## [What the task requires]
Locate every line that holds the string "document" and copy it.

## [Exercise materials]
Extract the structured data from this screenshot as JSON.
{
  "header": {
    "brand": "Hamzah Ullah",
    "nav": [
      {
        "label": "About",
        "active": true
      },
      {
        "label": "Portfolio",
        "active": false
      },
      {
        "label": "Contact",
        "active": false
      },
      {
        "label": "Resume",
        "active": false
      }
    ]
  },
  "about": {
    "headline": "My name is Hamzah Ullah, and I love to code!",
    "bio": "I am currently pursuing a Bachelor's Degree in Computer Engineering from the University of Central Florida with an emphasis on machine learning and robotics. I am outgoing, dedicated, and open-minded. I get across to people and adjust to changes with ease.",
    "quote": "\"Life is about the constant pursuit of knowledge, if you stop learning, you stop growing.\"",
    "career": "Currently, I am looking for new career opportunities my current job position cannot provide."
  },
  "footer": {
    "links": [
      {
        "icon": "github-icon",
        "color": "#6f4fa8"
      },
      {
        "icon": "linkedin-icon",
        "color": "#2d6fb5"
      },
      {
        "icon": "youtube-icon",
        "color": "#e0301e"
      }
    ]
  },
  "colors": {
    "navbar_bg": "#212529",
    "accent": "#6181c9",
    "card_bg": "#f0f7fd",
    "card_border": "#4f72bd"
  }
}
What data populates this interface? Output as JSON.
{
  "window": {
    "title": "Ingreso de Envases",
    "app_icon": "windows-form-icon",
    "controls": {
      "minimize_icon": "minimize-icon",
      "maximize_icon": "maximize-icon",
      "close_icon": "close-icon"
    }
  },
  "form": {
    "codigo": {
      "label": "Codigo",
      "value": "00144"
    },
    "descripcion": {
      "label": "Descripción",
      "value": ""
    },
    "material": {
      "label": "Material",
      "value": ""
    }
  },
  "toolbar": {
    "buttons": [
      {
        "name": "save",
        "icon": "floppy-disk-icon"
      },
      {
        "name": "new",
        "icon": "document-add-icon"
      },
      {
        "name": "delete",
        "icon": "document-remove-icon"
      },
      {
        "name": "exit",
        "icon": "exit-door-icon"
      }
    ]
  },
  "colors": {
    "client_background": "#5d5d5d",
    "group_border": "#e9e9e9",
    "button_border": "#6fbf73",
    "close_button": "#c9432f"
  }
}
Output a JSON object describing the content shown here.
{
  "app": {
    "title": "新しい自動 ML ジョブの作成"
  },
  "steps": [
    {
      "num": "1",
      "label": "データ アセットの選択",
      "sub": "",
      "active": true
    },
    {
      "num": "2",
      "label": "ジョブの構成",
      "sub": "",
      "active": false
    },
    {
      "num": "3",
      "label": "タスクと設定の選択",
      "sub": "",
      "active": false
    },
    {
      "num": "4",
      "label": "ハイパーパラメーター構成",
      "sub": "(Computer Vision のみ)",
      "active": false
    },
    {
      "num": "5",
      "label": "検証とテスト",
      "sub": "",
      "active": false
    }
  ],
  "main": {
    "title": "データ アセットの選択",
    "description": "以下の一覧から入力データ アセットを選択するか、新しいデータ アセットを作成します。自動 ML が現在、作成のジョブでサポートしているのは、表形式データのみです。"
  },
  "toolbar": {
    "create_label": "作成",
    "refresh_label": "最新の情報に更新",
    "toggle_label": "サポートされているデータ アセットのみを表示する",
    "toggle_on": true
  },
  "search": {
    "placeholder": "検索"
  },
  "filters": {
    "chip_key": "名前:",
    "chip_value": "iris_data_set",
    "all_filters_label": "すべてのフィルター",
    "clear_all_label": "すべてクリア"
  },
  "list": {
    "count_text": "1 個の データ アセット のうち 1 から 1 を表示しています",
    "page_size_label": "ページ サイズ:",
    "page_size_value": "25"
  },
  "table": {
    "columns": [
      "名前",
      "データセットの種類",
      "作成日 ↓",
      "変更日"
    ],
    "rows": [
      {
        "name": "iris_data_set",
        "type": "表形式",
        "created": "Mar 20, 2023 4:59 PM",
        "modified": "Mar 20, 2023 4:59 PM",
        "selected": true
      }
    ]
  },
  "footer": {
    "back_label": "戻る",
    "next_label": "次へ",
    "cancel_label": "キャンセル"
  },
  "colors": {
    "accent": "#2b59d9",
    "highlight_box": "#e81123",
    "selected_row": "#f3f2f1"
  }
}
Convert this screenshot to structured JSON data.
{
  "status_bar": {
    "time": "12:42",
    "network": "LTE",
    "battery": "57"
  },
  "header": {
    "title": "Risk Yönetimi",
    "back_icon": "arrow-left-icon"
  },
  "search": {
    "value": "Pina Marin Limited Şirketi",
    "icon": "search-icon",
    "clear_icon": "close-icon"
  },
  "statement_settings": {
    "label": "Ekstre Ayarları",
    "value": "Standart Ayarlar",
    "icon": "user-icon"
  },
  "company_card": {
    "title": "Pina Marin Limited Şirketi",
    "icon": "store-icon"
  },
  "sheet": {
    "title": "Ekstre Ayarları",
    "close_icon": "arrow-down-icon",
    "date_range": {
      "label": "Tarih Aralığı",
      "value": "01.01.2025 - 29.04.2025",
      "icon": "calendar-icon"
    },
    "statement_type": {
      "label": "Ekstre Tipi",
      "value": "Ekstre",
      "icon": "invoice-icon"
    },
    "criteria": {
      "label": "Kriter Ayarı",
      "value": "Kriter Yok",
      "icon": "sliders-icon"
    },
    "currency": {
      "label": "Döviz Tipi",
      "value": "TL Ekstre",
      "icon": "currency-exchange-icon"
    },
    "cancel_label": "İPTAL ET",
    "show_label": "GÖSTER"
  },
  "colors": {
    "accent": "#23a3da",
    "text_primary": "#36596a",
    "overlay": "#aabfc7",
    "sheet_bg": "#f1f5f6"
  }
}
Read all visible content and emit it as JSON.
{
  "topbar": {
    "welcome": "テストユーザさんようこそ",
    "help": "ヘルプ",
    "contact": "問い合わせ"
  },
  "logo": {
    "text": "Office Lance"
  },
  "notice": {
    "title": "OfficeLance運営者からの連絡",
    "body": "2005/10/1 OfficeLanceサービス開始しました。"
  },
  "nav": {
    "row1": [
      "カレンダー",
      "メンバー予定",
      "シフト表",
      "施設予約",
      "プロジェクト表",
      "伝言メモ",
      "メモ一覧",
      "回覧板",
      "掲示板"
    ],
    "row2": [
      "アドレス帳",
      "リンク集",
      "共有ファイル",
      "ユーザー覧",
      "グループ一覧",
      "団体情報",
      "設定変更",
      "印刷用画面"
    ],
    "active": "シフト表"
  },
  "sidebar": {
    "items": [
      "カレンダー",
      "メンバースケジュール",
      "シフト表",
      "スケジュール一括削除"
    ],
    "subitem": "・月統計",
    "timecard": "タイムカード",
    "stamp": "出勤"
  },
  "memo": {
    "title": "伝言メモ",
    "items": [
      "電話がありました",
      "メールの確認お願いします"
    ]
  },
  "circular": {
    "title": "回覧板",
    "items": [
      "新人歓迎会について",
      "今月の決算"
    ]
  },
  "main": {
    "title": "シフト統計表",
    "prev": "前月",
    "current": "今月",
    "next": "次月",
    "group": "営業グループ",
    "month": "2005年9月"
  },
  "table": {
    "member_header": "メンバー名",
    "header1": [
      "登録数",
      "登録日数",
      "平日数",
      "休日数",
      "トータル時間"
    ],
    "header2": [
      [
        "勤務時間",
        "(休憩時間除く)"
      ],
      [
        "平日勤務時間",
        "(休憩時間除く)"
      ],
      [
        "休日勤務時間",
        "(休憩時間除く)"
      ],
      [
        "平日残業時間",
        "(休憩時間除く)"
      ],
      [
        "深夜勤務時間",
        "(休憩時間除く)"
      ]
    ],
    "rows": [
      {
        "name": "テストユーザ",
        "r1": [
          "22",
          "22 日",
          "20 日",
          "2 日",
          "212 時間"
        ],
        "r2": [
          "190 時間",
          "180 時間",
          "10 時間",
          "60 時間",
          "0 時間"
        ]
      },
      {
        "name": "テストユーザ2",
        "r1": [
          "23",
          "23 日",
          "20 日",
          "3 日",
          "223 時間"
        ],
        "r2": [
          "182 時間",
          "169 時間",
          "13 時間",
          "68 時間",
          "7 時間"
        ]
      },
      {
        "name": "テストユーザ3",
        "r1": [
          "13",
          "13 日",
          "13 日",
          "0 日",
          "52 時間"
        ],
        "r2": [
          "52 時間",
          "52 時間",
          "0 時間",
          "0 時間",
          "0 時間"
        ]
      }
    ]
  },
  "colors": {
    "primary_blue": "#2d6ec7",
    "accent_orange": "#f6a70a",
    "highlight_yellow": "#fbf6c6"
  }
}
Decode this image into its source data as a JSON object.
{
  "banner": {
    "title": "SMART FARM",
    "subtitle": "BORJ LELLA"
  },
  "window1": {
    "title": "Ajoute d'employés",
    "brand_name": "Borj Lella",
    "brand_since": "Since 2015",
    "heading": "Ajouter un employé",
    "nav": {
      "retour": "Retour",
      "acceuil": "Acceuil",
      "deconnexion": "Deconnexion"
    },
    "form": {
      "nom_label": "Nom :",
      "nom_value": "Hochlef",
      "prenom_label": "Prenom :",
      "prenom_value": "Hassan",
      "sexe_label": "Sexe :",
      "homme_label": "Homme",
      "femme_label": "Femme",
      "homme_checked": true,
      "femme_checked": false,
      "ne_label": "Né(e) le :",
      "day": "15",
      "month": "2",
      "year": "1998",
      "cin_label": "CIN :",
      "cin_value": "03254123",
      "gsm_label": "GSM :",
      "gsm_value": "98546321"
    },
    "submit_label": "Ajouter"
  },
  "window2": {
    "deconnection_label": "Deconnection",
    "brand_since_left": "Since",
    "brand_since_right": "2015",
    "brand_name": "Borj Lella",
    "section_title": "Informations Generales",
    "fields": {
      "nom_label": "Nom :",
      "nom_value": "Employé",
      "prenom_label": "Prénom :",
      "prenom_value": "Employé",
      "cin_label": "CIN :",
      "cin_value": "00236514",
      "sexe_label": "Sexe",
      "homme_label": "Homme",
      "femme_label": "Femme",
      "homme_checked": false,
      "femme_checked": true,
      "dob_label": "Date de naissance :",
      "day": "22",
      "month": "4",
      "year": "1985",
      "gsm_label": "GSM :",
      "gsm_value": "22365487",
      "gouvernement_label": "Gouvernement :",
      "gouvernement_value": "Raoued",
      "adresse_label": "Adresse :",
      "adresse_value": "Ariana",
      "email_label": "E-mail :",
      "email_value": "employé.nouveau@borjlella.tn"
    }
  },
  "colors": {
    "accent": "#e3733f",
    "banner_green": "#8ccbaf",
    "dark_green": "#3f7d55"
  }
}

## [Output below]
        "icon": "document-add-icon"
        "icon": "document-remove-icon"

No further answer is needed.